> TRY IT: Whenever a line in the entries below includes the string "footer", count that line. Report the total alone.

> EXERCISE MATERIAL:
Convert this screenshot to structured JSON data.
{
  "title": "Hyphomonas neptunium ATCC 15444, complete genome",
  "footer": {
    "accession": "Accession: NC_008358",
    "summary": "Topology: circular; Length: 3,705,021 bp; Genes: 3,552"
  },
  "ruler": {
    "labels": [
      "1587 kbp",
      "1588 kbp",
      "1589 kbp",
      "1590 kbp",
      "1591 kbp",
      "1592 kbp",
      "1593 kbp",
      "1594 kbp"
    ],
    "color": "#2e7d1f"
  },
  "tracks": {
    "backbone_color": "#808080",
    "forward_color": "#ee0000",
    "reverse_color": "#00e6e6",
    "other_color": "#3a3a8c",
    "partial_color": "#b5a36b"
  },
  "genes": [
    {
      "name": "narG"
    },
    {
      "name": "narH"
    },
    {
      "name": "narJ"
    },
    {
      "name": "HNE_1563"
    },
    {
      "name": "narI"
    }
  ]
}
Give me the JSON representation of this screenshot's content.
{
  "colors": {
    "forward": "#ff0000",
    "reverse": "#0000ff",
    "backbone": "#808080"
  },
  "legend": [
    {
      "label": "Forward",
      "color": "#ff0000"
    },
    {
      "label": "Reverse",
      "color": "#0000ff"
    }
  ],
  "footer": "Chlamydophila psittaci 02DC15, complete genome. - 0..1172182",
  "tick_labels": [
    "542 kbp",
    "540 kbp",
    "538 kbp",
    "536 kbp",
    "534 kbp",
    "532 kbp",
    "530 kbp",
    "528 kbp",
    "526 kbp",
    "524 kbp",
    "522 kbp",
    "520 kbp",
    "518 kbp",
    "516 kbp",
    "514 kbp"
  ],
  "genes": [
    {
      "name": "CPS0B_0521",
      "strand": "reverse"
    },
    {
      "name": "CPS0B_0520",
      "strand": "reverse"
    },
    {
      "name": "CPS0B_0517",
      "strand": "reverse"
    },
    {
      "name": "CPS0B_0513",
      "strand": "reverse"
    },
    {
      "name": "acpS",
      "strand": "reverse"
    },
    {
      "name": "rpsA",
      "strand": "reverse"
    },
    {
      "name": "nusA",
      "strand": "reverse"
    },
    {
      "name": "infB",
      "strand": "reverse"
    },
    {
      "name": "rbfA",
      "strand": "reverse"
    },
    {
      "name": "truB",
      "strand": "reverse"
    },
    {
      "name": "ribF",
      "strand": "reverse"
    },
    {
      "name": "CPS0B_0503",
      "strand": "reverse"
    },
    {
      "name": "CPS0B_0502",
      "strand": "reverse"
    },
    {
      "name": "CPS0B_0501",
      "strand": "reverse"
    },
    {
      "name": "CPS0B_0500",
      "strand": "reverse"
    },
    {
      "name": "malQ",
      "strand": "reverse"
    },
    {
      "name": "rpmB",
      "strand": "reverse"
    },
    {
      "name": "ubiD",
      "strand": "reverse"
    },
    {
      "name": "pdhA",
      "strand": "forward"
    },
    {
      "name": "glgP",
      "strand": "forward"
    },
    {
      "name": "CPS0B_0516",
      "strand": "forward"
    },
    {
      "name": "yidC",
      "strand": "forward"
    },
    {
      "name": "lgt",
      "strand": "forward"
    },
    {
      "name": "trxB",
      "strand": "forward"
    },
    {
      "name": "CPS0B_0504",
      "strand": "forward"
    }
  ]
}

> WRITTEN ANSWER: 2